WHAT YOU SHOULD DO:
Write out every record in full, exactly as written, please.

Data items
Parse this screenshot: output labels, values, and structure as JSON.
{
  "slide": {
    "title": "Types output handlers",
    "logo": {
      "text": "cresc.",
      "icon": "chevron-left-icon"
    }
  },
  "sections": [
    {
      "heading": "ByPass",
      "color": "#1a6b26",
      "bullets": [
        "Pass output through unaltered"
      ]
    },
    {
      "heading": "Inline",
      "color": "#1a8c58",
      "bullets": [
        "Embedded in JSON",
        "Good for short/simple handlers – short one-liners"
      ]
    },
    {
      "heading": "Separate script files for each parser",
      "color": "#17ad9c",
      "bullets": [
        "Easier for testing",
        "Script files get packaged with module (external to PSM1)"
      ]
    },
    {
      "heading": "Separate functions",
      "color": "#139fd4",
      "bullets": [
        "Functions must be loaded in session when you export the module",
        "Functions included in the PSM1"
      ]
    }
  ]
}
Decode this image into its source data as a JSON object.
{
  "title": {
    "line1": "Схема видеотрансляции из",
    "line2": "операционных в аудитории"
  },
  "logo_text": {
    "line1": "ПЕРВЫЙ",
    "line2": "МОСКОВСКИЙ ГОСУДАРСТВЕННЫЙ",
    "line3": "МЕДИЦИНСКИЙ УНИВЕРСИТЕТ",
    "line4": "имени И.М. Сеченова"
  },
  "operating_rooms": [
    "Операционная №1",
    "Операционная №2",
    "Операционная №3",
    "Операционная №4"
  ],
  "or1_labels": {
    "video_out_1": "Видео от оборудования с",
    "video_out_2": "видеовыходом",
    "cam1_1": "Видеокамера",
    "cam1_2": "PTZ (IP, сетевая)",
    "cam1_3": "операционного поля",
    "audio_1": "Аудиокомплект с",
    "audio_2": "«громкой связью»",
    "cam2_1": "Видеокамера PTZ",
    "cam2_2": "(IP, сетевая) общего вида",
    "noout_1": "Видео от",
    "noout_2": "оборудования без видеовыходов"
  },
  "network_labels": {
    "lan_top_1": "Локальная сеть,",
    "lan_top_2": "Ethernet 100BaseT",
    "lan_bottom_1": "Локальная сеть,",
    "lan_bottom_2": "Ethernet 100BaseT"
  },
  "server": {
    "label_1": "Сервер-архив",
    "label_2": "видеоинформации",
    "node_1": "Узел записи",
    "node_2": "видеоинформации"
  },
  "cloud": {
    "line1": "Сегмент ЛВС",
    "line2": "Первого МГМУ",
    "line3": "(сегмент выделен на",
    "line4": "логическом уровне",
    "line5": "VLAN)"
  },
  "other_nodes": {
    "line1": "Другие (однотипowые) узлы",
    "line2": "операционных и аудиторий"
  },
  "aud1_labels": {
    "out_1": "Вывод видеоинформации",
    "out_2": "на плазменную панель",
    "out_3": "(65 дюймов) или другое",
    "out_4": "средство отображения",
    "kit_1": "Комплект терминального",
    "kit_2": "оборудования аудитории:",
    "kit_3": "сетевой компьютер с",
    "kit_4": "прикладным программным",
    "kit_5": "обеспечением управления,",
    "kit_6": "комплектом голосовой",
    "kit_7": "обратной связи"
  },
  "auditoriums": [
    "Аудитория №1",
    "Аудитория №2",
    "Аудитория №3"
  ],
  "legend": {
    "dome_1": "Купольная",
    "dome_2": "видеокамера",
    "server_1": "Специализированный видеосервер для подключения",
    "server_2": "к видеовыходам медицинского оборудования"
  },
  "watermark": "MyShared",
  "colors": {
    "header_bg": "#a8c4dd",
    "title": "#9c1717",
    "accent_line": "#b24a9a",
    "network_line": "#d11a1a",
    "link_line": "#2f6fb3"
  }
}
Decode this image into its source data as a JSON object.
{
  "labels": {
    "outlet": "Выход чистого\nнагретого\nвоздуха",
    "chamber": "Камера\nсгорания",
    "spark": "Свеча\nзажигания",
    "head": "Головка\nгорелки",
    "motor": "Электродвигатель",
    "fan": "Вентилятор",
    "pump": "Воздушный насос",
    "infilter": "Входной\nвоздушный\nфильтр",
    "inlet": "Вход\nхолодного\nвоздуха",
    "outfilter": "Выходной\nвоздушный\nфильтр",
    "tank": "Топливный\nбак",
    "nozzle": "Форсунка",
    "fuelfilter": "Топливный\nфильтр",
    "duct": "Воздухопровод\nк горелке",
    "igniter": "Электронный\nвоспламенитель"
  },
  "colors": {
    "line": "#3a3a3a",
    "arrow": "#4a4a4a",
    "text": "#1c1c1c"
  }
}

OUTPUT OF THE TASK:
Parse this screenshot: output labels, values, and structure as JSON.
{
  "slide": {
    "title": "Types output handlers",
    "logo": {
      "text": "cresc.",
      "icon": "chevron-left-icon"
    }
  },
  "sections": [
    {
      "heading": "ByPass",
      "color": "#1a6b26",
      "bullets": [
        "Pass output through unaltered"
      ]
    },
    {
      "heading": "Inline",
      "color": "#1a8c58",
      "bullets": [
        "Embedded in JSON",
        "Good for short/simple handlers – short one-liners"
      ]
    },
    {
      "heading": "Separate script files for each parser",
      "color": "#17ad9c",
      "bullets": [
        "Easier for testing",
        "Script files get packaged with module (external to PSM1)"
      ]
    },
    {
      "heading": "Separate functions",
      "color": "#139fd4",
      "bullets": [
        "Functions must be loaded in session when you export the module",
        "Functions included in the PSM1"
      ]
    }
  ]
}
Decode this image into its source data as a JSON object.
{
  "title": {
    "line1": "Схема видеотрансляции из",
    "line2": "операционных в аудитории"
  },
  "logo_text": {
    "line1": "ПЕРВЫЙ",
    "line2": "МОСКОВСКИЙ ГОСУДАРСТВЕННЫЙ",
    "line3": "МЕДИЦИНСКИЙ УНИВЕРСИТЕТ",
    "line4": "имени И.М. Сеченова"
  },
  "operating_rooms": [
    "Операционная №1",
    "Операционная №2",
    "Операционная №3",
    "Операционная №4"
  ],
  "or1_labels": {
    "video_out_1": "Видео от оборудования с",
    "video_out_2": "видеовыходом",
    "cam1_1": "Видеокамера",
    "cam1_2": "PTZ (IP, сетевая)",
    "cam1_3": "операционного поля",
    "audio_1": "Аудиокомплект с",
    "audio_2": "«громкой связью»",
    "cam2_1": "Видеокамера PTZ",
    "cam2_2": "(IP, сетевая) общего вида",
    "noout_1": "Видео от",
    "noout_2": "оборудования без видеовыходов"
  },
  "network_labels": {
    "lan_top_1": "Локальная сеть,",
    "lan_top_2": "Ethernet 100BaseT",
    "lan_bottom_1": "Локальная сеть,",
    "lan_bottom_2": "Ethernet 100BaseT"
  },
  "server": {
    "label_1": "Сервер-архив",
    "label_2": "видеоинформации",
    "node_1": "Узел записи",
    "node_2": "видеоинформации"
  },
  "cloud": {
    "line1": "Сегмент ЛВС",
    "line2": "Первого МГМУ",
    "line3": "(сегмент выделен на",
    "line4": "логическом уровне",
    "line5": "VLAN)"
  },
  "other_nodes": {
    "line1": "Другие (однотипowые) узлы",
    "line2": "операционных и аудиторий"
  },
  "aud1_labels": {
    "out_1": "Вывод видеоинформации",
    "out_2": "на плазменную панель",
    "out_3": "(65 дюймов) или другое",
    "out_4": "средство отображения",
    "kit_1": "Комплект терминального",
    "kit_2": "оборудования аудитории:",
    "kit_3": "сетевой компьютер с",
    "kit_4": "прикладным программным",
    "kit_5": "обеспечением управления,",
    "kit_6": "комплектом голосовой",
    "kit_7": "обратной связи"
  },
  "auditoriums": [
    "Аудитория №1",
    "Аудитория №2",
    "Аудитория №3"
  ],
  "legend": {
    "dome_1": "Купольная",
    "dome_2": "видеокамера",
    "server_1": "Специализированный видеосервер для подключения",
    "server_2": "к видеовыходам медицинского оборудования"
  },
  "watermark": "MyShared",
  "colors": {
    "header_bg": "#a8c4dd",
    "title": "#9c1717",
    "accent_line": "#b24a9a",
    "network_line": "#d11a1a",
    "link_line": "#2f6fb3"
  }
}
Decode this image into its source data as a JSON object.
{
  "labels": {
    "outlet": "Выход чистого\nнагретого\nвоздуха",
    "chamber": "Камера\nсгорания",
    "spark": "Свеча\nзажигания",
    "head": "Головка\nгорелки",
    "motor": "Электродвигатель",
    "fan": "Вентилятор",
    "pump": "Воздушный насос",
    "infilter": "Входной\nвоздушный\nфильтр",
    "inlet": "Вход\nхолодного\nвоздуха",
    "outfilter": "Выходной\nвоздушный\nфильтр",
    "tank": "Топливный\nбак",
    "nozzle": "Форсунка",
    "fuelfilter": "Топливный\nфильтр",
    "duct": "Воздухопровод\nк горелке",
    "igniter": "Электронный\nвоспламенитель"
  },
  "colors": {
    "line": "#3a3a3a",
    "arrow": "#4a4a4a",
    "text": "#1c1c1c"
  }
}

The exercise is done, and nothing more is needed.